◆ **What is required**
Give the number of lines containing "trapézových" in this listing, with no other words.
——
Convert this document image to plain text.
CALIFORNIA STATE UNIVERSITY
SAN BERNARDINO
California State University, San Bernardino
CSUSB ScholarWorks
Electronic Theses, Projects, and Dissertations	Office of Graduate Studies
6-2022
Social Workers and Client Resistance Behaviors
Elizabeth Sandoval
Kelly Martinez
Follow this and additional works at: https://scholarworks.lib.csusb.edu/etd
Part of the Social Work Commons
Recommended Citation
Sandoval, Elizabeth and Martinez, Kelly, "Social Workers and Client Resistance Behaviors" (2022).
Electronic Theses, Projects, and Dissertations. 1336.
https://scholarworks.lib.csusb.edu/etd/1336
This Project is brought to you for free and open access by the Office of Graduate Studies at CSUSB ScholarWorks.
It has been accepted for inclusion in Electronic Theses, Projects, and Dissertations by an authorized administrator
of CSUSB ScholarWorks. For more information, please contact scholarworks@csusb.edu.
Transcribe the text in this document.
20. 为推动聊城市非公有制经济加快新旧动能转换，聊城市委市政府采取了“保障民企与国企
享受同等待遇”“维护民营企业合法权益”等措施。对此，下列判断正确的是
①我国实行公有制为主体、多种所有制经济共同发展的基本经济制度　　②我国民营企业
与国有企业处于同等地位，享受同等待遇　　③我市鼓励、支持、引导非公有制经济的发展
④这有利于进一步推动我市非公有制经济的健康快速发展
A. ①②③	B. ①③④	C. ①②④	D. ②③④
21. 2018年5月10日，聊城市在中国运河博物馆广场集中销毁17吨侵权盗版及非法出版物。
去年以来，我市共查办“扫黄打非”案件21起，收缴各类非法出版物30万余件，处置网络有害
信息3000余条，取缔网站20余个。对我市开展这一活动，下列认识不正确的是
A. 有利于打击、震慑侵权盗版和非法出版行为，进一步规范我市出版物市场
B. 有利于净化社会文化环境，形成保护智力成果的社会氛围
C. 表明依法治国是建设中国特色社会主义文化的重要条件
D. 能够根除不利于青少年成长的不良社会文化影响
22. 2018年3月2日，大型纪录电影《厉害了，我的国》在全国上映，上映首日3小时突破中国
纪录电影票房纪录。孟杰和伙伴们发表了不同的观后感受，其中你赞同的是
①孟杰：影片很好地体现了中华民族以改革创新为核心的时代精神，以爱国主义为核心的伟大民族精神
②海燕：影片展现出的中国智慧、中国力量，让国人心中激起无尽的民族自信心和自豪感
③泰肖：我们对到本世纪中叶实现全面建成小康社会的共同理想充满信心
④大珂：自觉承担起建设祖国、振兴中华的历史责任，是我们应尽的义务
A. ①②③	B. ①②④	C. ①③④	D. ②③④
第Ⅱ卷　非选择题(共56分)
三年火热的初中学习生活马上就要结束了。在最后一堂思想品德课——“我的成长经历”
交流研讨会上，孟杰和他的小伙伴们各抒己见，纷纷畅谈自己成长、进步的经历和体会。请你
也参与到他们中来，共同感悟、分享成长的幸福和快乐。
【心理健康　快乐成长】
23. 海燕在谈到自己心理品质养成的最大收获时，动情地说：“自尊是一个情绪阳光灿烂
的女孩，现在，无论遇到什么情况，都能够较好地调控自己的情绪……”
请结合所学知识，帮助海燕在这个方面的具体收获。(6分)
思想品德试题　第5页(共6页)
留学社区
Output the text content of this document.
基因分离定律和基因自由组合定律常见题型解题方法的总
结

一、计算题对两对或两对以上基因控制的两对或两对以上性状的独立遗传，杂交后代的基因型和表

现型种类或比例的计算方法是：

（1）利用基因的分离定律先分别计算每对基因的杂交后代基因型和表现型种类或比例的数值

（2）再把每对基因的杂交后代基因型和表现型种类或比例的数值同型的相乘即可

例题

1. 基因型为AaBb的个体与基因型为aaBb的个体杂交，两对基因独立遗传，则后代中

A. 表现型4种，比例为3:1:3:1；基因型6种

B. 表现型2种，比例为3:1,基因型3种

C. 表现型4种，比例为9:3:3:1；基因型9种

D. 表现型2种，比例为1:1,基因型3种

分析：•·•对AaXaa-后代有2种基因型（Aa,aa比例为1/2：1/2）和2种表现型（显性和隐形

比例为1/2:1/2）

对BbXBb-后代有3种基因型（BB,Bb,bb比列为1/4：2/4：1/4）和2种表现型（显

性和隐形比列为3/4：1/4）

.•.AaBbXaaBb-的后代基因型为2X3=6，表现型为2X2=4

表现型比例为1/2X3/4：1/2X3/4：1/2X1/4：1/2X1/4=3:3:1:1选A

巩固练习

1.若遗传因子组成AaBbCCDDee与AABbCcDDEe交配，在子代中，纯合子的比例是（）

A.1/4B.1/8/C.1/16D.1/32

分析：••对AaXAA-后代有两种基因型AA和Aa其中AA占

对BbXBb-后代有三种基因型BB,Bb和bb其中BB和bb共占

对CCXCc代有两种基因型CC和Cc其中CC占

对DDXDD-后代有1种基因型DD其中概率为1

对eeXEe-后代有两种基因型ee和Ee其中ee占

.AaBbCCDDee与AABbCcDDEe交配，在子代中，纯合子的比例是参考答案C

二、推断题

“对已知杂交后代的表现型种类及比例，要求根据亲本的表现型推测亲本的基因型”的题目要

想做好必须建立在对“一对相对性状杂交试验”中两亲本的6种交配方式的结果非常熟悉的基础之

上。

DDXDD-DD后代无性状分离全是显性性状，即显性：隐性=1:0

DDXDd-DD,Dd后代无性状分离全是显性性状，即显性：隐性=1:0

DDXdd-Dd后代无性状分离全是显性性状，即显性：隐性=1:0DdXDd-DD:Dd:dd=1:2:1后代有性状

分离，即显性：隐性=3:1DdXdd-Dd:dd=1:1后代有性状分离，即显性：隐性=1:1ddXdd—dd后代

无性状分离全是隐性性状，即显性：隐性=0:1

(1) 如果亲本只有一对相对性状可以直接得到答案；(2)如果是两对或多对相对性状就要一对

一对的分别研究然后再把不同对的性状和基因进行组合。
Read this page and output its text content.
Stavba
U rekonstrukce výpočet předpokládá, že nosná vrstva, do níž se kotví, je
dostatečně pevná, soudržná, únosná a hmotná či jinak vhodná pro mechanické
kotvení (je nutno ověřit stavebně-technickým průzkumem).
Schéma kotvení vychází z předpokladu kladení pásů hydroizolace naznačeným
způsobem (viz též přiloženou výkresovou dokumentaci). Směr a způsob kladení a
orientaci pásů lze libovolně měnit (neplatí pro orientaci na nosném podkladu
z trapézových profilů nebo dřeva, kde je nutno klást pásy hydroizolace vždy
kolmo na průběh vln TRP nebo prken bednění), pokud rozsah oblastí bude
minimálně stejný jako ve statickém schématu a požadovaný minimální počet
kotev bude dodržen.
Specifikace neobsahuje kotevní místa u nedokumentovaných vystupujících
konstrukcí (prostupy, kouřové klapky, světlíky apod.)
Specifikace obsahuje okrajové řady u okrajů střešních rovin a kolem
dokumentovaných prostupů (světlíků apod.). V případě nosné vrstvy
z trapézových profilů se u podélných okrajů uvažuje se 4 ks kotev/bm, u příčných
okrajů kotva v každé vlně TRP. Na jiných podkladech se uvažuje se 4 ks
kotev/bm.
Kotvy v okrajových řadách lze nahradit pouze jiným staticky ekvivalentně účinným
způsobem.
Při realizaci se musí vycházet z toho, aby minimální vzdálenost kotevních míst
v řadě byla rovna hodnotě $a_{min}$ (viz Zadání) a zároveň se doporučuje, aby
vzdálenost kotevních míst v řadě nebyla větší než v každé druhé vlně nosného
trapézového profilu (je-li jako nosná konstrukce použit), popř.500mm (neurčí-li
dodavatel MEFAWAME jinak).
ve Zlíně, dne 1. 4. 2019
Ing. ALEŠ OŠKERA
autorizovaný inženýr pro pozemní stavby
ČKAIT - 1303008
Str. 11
——
◆ **Solution**
2